## PROBLEM DETAILS
Images must not appear in your copy; reproduce every other part of the records exactly.
[Start RECORDS TO PROCESS]
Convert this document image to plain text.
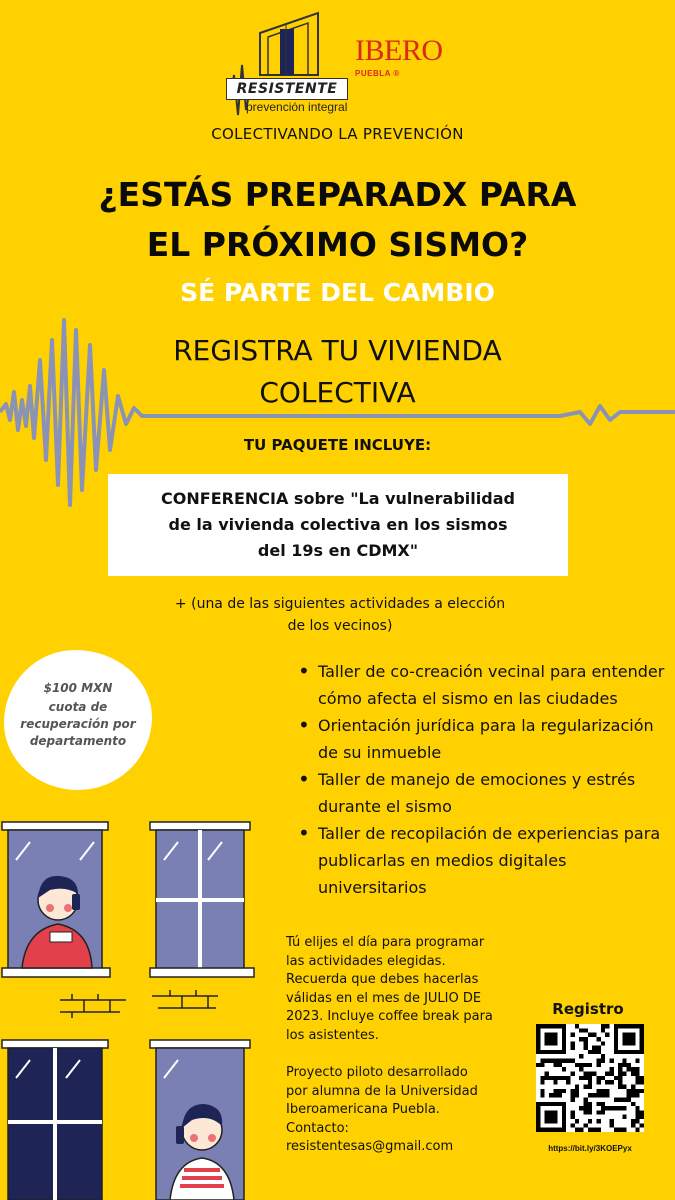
RESISTENTE
prevención integral
IBERO
PUEBLA ®
COLECTIVANDO LA PREVENCIÓN
¿ESTÁS PREPARADX PARA
EL PRÓXIMO SISMO?
SÉ PARTE DEL CAMBIO
REGISTRA TU VIVIENDA
COLECTIVA
TU PAQUETE INCLUYE:
CONFERENCIA sobre "La vulnerabilidad
de la vivienda colectiva en los sismos
del 19s en CDMX"
+ (una de las siguientes actividades a elección
de los vecinos)
$100 MXN
cuota de
recuperación por
departamento
• Taller de co-creación vecinal para entender cómo afecta el sismo en las ciudades
• Orientación jurídica para la regularización de su inmueble
• Taller de manejo de emociones y estrés durante el sismo
• Taller de recopilación de experiencias para publicarlas en medios digitales universitarios

Tú elijes el día para programar

las actividades elegidas.

Recuerda que debes hacerlas

válidas en el mes de JULIO DE

2023. Incluye coffee break para

los asistentes.

Proyecto piloto desarrollado

por alumna de la Universidad

Iberoamericana Puebla.

Contacto:

resistentesas@gmail.com

Registro
https://bit.ly/3KOEPyx
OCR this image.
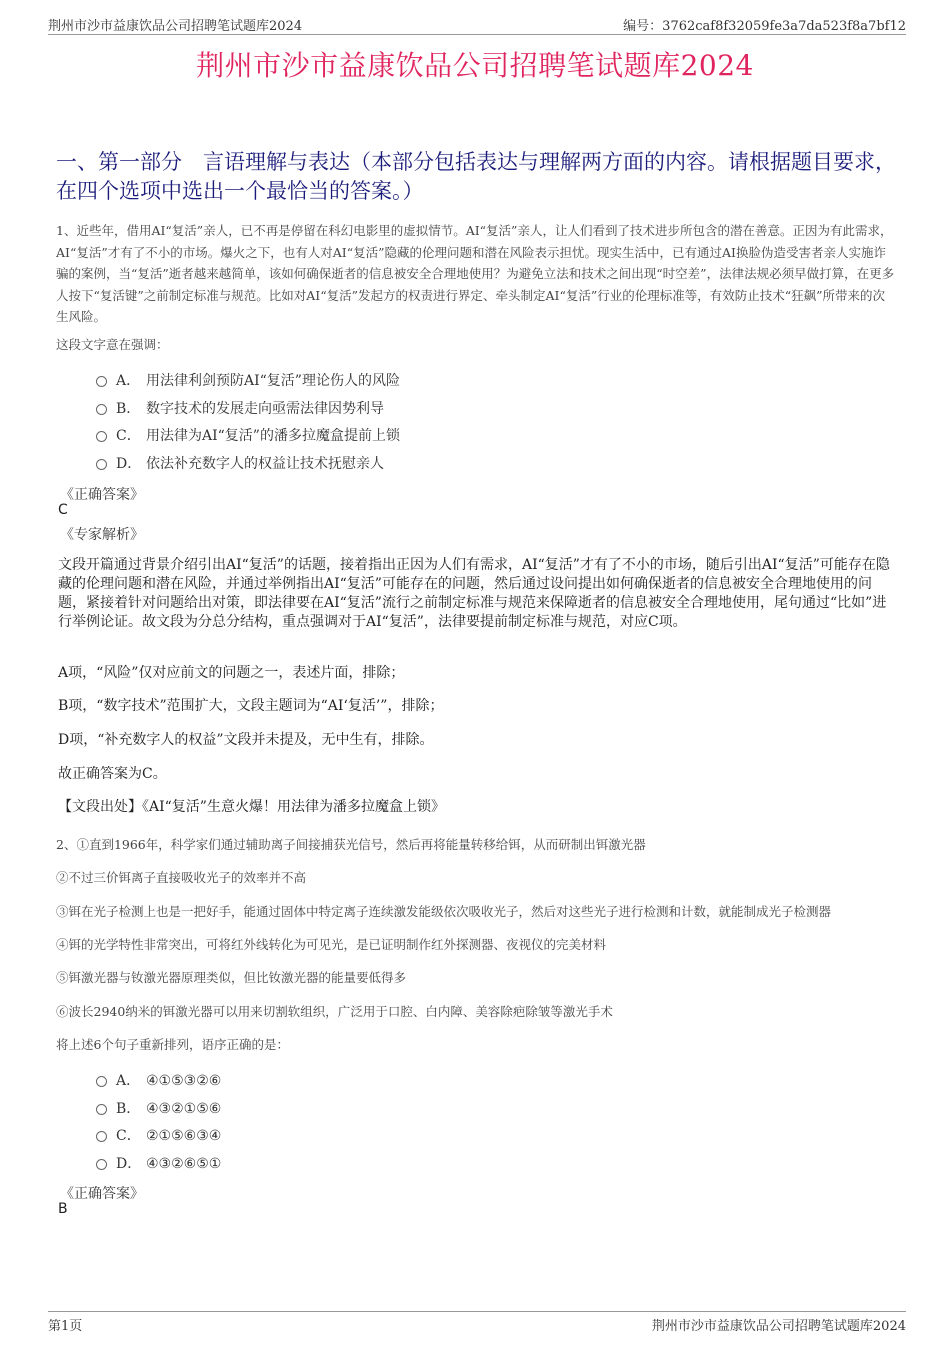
荆州市沙市益康饮品公司招聘笔试题库2024	编号：3762caf8f32059fe3a7da523f8a7bf12
荆州市沙市益康饮品公司招聘笔试题库2024
一、第一部分　言语理解与表达（本部分包括表达与理解两方面的内容。请根据题目要求，在四个选项中选出一个最恰当的答案。）
1、近些年，借用AI“复活”亲人，已不再是停留在科幻电影里的虚拟情节。AI“复活”亲人，让人们看到了技术进步所包含的潜在善意。正因为有此需求，AI“复活”才有了不小的市场。爆火之下，也有人对AI“复活”隐藏的伦理问题和潜在风险表示担忧。现实生活中，已有通过AI换脸伪造受害者亲人实施诈骗的案例，当“复活”逝者越来越简单，该如何确保逝者的信息被安全合理地使用？为避免立法和技术之间出现“时空差”，法律法规必须早做打算，在更多人按下“复活键”之前制定标准与规范。比如对AI“复活”发起方的权责进行界定、牵头制定AI“复活”行业的伦理标准等，有效防止技术“狂飙”所带来的次生风险。
这段文字意在强调：
A． 用法律利剑预防AI“复活”理论伤人的风险
B． 数字技术的发展走向亟需法律因势利导
C． 用法律为AI“复活”的潘多拉魔盒提前上锁
D． 依法补充数字人的权益让技术抚慰亲人
《正确答案》
C
《专家解析》
文段开篇通过背景介绍引出AI“复活”的话题，接着指出正因为人们有需求，AI“复活”才有了不小的市场，随后引出AI“复活”可能存在隐藏的伦理问题和潜在风险，并通过举例指出AI“复活”可能存在的问题，然后通过设问提出如何确保逝者的信息被安全合理地使用的问题，紧接着针对问题给出对策，即法律要在AI“复活”流行之前制定标准与规范来保障逝者的信息被安全合理地使用，尾句通过“比如”进行举例论证。故文段为分总分结构，重点强调对于AI“复活”，法律要提前制定标准与规范，对应C项。
A项，“风险”仅对应前文的问题之一，表述片面，排除；
B项，“数字技术”范围扩大，文段主题词为“AI‘复活’”，排除；
D项，“补充数字人的权益”文段并未提及，无中生有，排除。
故正确答案为C。
【文段出处】《AI“复活”生意火爆！用法律为潘多拉魔盒上锁》
2、①直到1966年，科学家们通过辅助离子间接捕获光信号，然后再将能量转移给铒，从而研制出铒激光器
②不过三价铒离子直接吸收光子的效率并不高
③铒在光子检测上也是一把好手，能通过固体中特定离子连续激发能级依次吸收光子，然后对这些光子进行检测和计数，就能制成光子检测器
④铒的光学特性非常突出，可将红外线转化为可见光，是已证明制作红外探测器、夜视仪的完美材料
⑤铒激光器与钕激光器原理类似，但比钕激光器的能量要低得多
⑥波长2940纳米的铒激光器可以用来切割软组织，广泛用于口腔、白内障、美容除疤除皱等激光手术
将上述6个句子重新排列，语序正确的是：
A． ④①⑤③②⑥
B． ④③②①⑤⑥
C． ②①⑤⑥③④
D． ④③②⑥⑤①
《正确答案》
B
第1页	荆州市沙市益康饮品公司招聘笔试题库2024
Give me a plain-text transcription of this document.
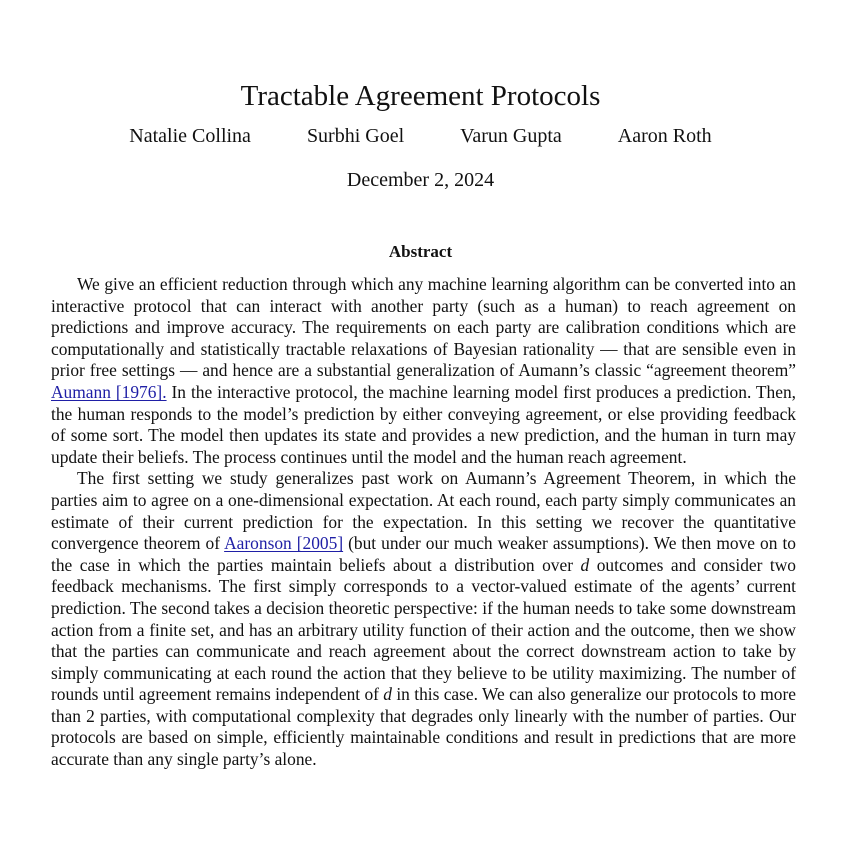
Tractable Agreement Protocols
Natalie Collina	Surbhi Goel	Varun Gupta	Aaron Roth
December 2, 2024
Abstract

We give an efficient reduction through which any machine learning algorithm can be converted into an interactive protocol that can interact with another party (such as a human) to reach agreement on predictions and improve accuracy. The requirements on each party are calibration conditions which are computationally and statistically tractable relaxations of Bayesian rationality — that are sensible even in prior free settings — and hence are a substantial generalization of Aumann’s classic “agreement theorem” Aumann [1976]. In the interactive protocol, the machine learning model first produces a prediction. Then, the human responds to the model’s prediction by either conveying agreement, or else providing feedback of some sort. The model then updates its state and provides a new prediction, and the human in turn may update their beliefs. The process continues until the model and the human reach agreement.

The first setting we study generalizes past work on Aumann’s Agreement Theorem, in which the parties aim to agree on a one-dimensional expectation. At each round, each party simply communicates an estimate of their current prediction for the expectation. In this setting we recover the quantitative convergence theorem of Aaronson [2005] (but under our much weaker assumptions). We then move on to the case in which the parties maintain beliefs about a distribution over d outcomes and consider two feedback mechanisms. The first simply corresponds to a vector-valued estimate of the agents’ current prediction. The second takes a decision theoretic perspective: if the human needs to take some downstream action from a finite set, and has an arbitrary utility function of their action and the outcome, then we show that the parties can communicate and reach agreement about the correct downstream action to take by simply communicating at each round the action that they believe to be utility maximizing. The number of rounds until agreement remains independent of d in this case. We can also generalize our protocols to more than 2 parties, with computational complexity that degrades only linearly with the number of parties. Our protocols are based on simple, efficiently maintainable conditions and result in predictions that are more accurate than any single party’s alone.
[End RECORDS TO PROCESS]
## THE ANSWER
Convert this document image to plain text.
RESISTENTE
prevención integral
IBERO
PUEBLA ®
COLECTIVANDO LA PREVENCIÓN
¿ESTÁS PREPARADX PARA
EL PRÓXIMO SISMO?
SÉ PARTE DEL CAMBIO
REGISTRA TU VIVIENDA
COLECTIVA
TU PAQUETE INCLUYE:
CONFERENCIA sobre "La vulnerabilidad
de la vivienda colectiva en los sismos
del 19s en CDMX"
+ (una de las siguientes actividades a elección
de los vecinos)
$100 MXN
cuota de
recuperación por
departamento
• Taller de co-creación vecinal para entender cómo afecta el sismo en las ciudades
• Orientación jurídica para la regularización de su inmueble
• Taller de manejo de emociones y estrés durante el sismo
• Taller de recopilación de experiencias para publicarlas en medios digitales universitarios

Tú elijes el día para programar

las actividades elegidas.

Recuerda que debes hacerlas

válidas en el mes de JULIO DE

2023. Incluye coffee break para

los asistentes.

Proyecto piloto desarrollado

por alumna de la Universidad

Iberoamericana Puebla.

Contacto:

resistentesas@gmail.com

Registro
https://bit.ly/3KOEPyx
OCR this image.
荆州市沙市益康饮品公司招聘笔试题库2024	编号：3762caf8f32059fe3a7da523f8a7bf12
荆州市沙市益康饮品公司招聘笔试题库2024
一、第一部分　言语理解与表达（本部分包括表达与理解两方面的内容。请根据题目要求，在四个选项中选出一个最恰当的答案。）
1、近些年，借用AI“复活”亲人，已不再是停留在科幻电影里的虚拟情节。AI“复活”亲人，让人们看到了技术进步所包含的潜在善意。正因为有此需求，AI“复活”才有了不小的市场。爆火之下，也有人对AI“复活”隐藏的伦理问题和潜在风险表示担忧。现实生活中，已有通过AI换脸伪造受害者亲人实施诈骗的案例，当“复活”逝者越来越简单，该如何确保逝者的信息被安全合理地使用？为避免立法和技术之间出现“时空差”，法律法规必须早做打算，在更多人按下“复活键”之前制定标准与规范。比如对AI“复活”发起方的权责进行界定、牵头制定AI“复活”行业的伦理标准等，有效防止技术“狂飙”所带来的次生风险。
这段文字意在强调：
A． 用法律利剑预防AI“复活”理论伤人的风险
B． 数字技术的发展走向亟需法律因势利导
C． 用法律为AI“复活”的潘多拉魔盒提前上锁
D． 依法补充数字人的权益让技术抚慰亲人
《正确答案》
C
《专家解析》
文段开篇通过背景介绍引出AI“复活”的话题，接着指出正因为人们有需求，AI“复活”才有了不小的市场，随后引出AI“复活”可能存在隐藏的伦理问题和潜在风险，并通过举例指出AI“复活”可能存在的问题，然后通过设问提出如何确保逝者的信息被安全合理地使用的问题，紧接着针对问题给出对策，即法律要在AI“复活”流行之前制定标准与规范来保障逝者的信息被安全合理地使用，尾句通过“比如”进行举例论证。故文段为分总分结构，重点强调对于AI“复活”，法律要提前制定标准与规范，对应C项。
A项，“风险”仅对应前文的问题之一，表述片面，排除；
B项，“数字技术”范围扩大，文段主题词为“AI‘复活’”，排除；
D项，“补充数字人的权益”文段并未提及，无中生有，排除。
故正确答案为C。
【文段出处】《AI“复活”生意火爆！用法律为潘多拉魔盒上锁》
2、①直到1966年，科学家们通过辅助离子间接捕获光信号，然后再将能量转移给铒，从而研制出铒激光器
②不过三价铒离子直接吸收光子的效率并不高
③铒在光子检测上也是一把好手，能通过固体中特定离子连续激发能级依次吸收光子，然后对这些光子进行检测和计数，就能制成光子检测器
④铒的光学特性非常突出，可将红外线转化为可见光，是已证明制作红外探测器、夜视仪的完美材料
⑤铒激光器与钕激光器原理类似，但比钕激光器的能量要低得多
⑥波长2940纳米的铒激光器可以用来切割软组织，广泛用于口腔、白内障、美容除疤除皱等激光手术
将上述6个句子重新排列，语序正确的是：
A． ④①⑤③②⑥
B． ④③②①⑤⑥
C． ②①⑤⑥③④
D． ④③②⑥⑤①
《正确答案》
B
第1页	荆州市沙市益康饮品公司招聘笔试题库2024
Give me a plain-text transcription of this document.
Tractable Agreement Protocols
Natalie Collina	Surbhi Goel	Varun Gupta	Aaron Roth
December 2, 2024
Abstract

We give an efficient reduction through which any machine learning algorithm can be converted into an interactive protocol that can interact with another party (such as a human) to reach agreement on predictions and improve accuracy. The requirements on each party are calibration conditions which are computationally and statistically tractable relaxations of Bayesian rationality — that are sensible even in prior free settings — and hence are a substantial generalization of Aumann’s classic “agreement theorem” Aumann [1976]. In the interactive protocol, the machine learning model first produces a prediction. Then, the human responds to the model’s prediction by either conveying agreement, or else providing feedback of some sort. The model then updates its state and provides a new prediction, and the human in turn may update their beliefs. The process continues until the model and the human reach agreement.

The first setting we study generalizes past work on Aumann’s Agreement Theorem, in which the parties aim to agree on a one-dimensional expectation. At each round, each party simply communicates an estimate of their current prediction for the expectation. In this setting we recover the quantitative convergence theorem of Aaronson [2005] (but under our much weaker assumptions). We then move on to the case in which the parties maintain beliefs about a distribution over d outcomes and consider two feedback mechanisms. The first simply corresponds to a vector-valued estimate of the agents’ current prediction. The second takes a decision theoretic perspective: if the human needs to take some downstream action from a finite set, and has an arbitrary utility function of their action and the outcome, then we show that the parties can communicate and reach agreement about the correct downstream action to take by simply communicating at each round the action that they believe to be utility maximizing. The number of rounds until agreement remains independent of d in this case. We can also generalize our protocols to more than 2 parties, with computational complexity that degrades only linearly with the number of parties. Our protocols are based on simple, efficiently maintainable conditions and result in predictions that are more accurate than any single party’s alone.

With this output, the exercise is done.